** Start of DATASET RECORDS **
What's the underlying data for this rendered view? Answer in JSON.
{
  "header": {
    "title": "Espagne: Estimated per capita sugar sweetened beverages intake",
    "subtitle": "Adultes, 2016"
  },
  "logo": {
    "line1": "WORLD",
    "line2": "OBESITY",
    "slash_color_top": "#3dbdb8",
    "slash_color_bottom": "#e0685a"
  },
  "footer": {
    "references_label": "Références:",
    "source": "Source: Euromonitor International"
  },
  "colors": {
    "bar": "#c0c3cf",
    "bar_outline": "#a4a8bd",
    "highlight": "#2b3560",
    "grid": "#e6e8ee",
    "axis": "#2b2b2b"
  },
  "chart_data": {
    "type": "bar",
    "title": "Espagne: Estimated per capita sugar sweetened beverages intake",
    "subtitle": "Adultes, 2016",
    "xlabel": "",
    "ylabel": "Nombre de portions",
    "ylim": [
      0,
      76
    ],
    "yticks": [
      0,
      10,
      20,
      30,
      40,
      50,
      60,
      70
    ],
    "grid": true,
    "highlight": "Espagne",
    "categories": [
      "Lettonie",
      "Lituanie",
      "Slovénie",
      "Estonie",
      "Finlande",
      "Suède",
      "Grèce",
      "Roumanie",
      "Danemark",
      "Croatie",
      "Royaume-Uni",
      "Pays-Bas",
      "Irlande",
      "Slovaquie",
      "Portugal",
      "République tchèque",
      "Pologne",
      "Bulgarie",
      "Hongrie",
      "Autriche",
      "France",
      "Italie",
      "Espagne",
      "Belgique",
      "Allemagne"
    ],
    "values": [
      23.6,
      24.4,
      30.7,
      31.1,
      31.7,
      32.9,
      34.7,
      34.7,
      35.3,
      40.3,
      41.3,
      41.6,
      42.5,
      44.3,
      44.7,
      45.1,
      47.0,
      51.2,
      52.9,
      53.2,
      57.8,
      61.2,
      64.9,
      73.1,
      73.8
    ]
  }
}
** End of DATASET RECORDS **
§ **EXERCISE**: Count every line in the data where the string "highlight" occurs. Give nothing except the number.

§ **EXERCISE OUTPUT**: 2